* [Set problem] Print the entries that appear below, exactly as written and without their pictures.

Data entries
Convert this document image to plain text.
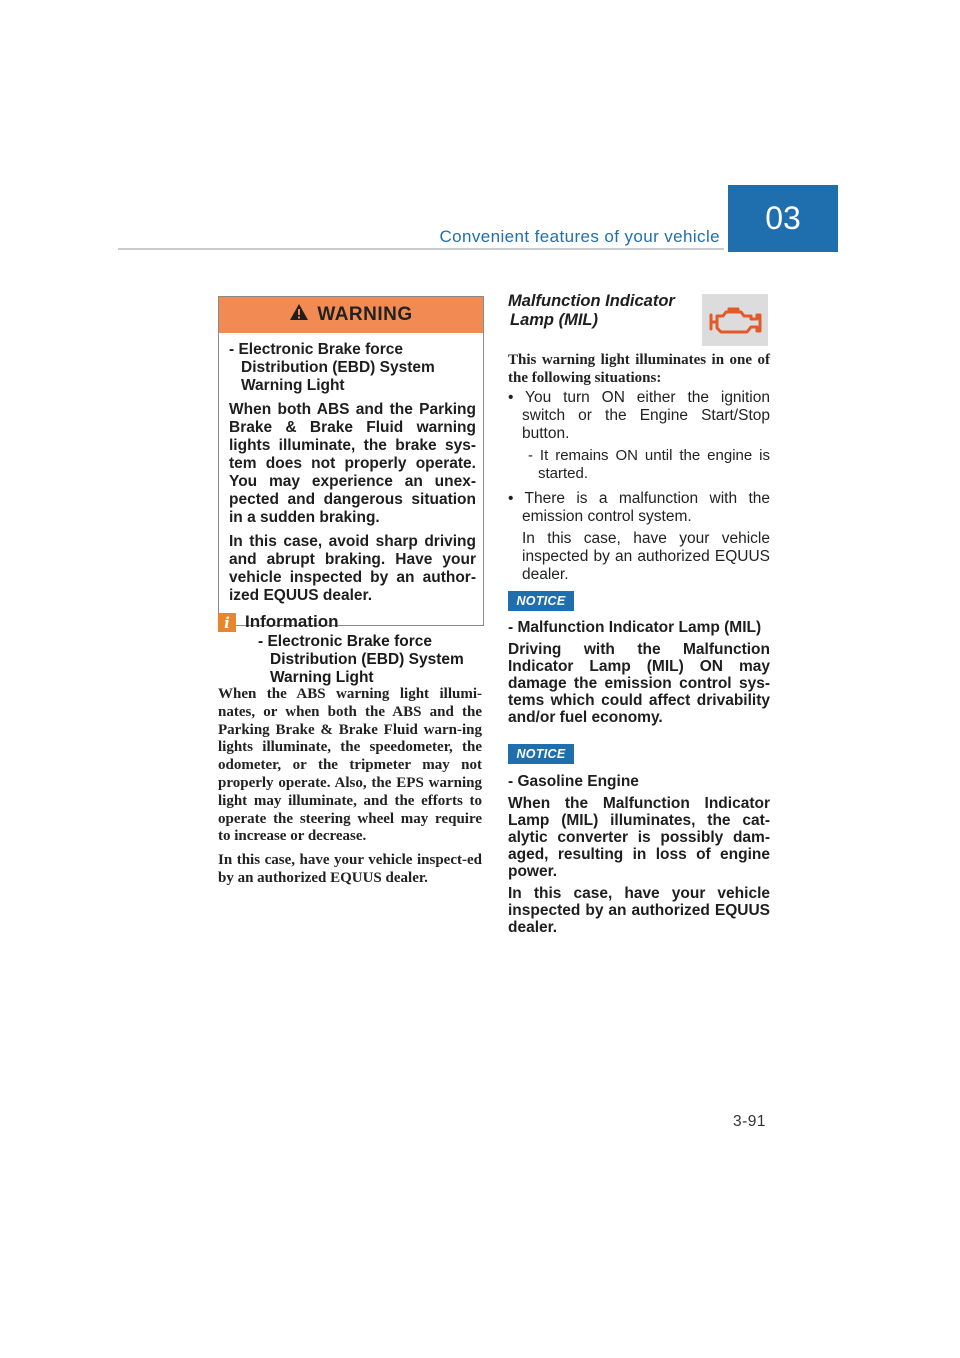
Convenient features of your vehicle
03
WARNING

- Electronic Brake force Distribution (EBD) System Warning Light

When both ABS and the Parking Brake & Brake Fluid warning lights illuminate, the brake sys-tem does not properly operate. You may experience an unex-pected and dangerous situation in a sudden braking.

In this case, avoid sharp driving and abrupt braking. Have your vehicle inspected by an author-ized EQUUS dealer.

i Information
- Electronic Brake force Distribution (EBD) System Warning Light

When the ABS warning light illumi-nates, or when both the ABS and the Parking Brake & Brake Fluid warn-ing lights illuminate, the speedometer, the odometer, or the tripmeter may not properly operate. Also, the EPS warning light may illuminate, and the efforts to operate the steering wheel may require to increase or decrease.

In this case, have your vehicle inspect-ed by an authorized EQUUS dealer.

Malfunction Indicator
Lamp (MIL)
This warning light illuminates in one of the following situations:

• You turn ON either the ignition switch or the Engine Start/Stop button.

- It remains ON until the engine is started.

• There is a malfunction with the emission control system.

In this case, have your vehicle inspected by an authorized EQUUS dealer.

NOTICE

- Malfunction Indicator Lamp (MIL)

Driving with the Malfunction Indicator Lamp (MIL) ON may damage the emission control sys-tems which could affect drivability and/or fuel economy.

NOTICE

- Gasoline Engine

When the Malfunction Indicator Lamp (MIL) illuminates, the cat-alytic converter is possibly dam-aged, resulting in loss of engine power.

In this case, have your vehicle inspected by an authorized EQUUS dealer.

3-91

* [Answer to the exercise]
Convert this document image to plain text.
Convenient features of your vehicle
03
WARNING

- Electronic Brake force Distribution (EBD) System Warning Light

When both ABS and the Parking Brake & Brake Fluid warning lights illuminate, the brake sys-tem does not properly operate. You may experience an unex-pected and dangerous situation in a sudden braking.

In this case, avoid sharp driving and abrupt braking. Have your vehicle inspected by an author-ized EQUUS dealer.

i Information
- Electronic Brake force Distribution (EBD) System Warning Light

When the ABS warning light illumi-nates, or when both the ABS and the Parking Brake & Brake Fluid warn-ing lights illuminate, the speedometer, the odometer, or the tripmeter may not properly operate. Also, the EPS warning light may illuminate, and the efforts to operate the steering wheel may require to increase or decrease.

In this case, have your vehicle inspect-ed by an authorized EQUUS dealer.

Malfunction Indicator
Lamp (MIL)
This warning light illuminates in one of the following situations:

• You turn ON either the ignition switch or the Engine Start/Stop button.

- It remains ON until the engine is started.

• There is a malfunction with the emission control system.

In this case, have your vehicle inspected by an authorized EQUUS dealer.

NOTICE

- Malfunction Indicator Lamp (MIL)

Driving with the Malfunction Indicator Lamp (MIL) ON may damage the emission control sys-tems which could affect drivability and/or fuel economy.

NOTICE

- Gasoline Engine

When the Malfunction Indicator Lamp (MIL) illuminates, the cat-alytic converter is possibly dam-aged, resulting in loss of engine power.

In this case, have your vehicle inspected by an authorized EQUUS dealer.

3-91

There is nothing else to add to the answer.